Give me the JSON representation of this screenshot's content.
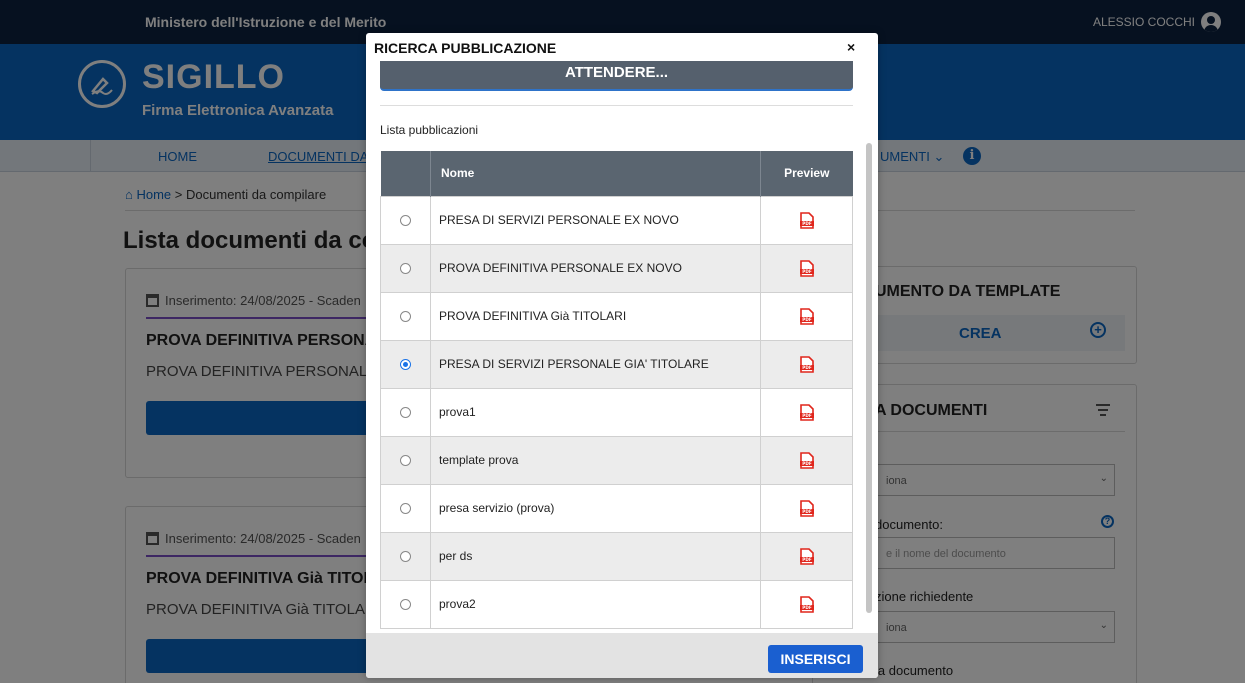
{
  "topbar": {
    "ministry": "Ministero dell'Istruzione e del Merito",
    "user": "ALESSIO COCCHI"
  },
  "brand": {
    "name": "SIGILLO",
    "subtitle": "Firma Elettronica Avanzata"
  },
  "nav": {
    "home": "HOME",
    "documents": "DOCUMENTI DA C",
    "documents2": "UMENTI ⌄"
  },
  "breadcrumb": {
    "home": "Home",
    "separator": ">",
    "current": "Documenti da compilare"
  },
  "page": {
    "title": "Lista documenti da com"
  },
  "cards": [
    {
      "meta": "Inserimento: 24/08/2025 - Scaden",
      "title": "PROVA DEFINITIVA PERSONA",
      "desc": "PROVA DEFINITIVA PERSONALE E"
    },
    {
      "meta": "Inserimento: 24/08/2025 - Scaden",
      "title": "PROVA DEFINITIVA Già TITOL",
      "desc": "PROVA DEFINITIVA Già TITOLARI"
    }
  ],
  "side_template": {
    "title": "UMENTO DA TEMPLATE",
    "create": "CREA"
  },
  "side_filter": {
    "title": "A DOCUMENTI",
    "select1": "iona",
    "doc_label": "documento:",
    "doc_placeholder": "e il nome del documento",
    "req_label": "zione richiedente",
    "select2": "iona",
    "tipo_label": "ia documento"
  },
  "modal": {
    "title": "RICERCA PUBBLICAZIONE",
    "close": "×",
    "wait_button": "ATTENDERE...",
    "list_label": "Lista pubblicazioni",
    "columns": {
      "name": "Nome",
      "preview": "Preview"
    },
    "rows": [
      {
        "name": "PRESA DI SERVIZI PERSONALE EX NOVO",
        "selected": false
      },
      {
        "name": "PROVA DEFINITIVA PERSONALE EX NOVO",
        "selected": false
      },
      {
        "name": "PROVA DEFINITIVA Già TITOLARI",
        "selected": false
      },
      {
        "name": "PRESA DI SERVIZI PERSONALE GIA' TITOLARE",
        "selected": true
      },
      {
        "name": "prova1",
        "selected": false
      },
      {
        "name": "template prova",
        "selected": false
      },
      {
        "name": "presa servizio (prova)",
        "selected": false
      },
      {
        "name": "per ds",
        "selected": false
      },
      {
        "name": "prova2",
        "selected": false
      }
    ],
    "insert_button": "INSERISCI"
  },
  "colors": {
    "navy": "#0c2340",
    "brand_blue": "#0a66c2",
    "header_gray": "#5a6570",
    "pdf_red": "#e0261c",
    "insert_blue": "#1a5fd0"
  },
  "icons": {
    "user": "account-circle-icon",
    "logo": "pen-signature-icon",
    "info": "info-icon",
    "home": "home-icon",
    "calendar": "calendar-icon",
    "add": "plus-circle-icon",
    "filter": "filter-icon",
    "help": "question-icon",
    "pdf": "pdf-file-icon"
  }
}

* * *

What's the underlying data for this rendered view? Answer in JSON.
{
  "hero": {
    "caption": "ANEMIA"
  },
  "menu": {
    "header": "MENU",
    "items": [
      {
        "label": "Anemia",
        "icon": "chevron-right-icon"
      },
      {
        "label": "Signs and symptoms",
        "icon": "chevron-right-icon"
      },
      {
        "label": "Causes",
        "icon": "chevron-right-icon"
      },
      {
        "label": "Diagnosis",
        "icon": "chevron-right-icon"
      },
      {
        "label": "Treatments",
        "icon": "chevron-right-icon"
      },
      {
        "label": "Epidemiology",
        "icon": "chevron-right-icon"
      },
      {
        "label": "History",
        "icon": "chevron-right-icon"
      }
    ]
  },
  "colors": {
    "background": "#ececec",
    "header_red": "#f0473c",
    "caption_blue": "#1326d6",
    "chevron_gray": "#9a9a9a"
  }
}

* * *

- Task to complete
Filter the records above for lines containing the word "documento", and copy those lines.

- Output for this exercise
    "doc_label": "documento:",
    "doc_placeholder": "e il nome del documento",
    "tipo_label": "ia documento"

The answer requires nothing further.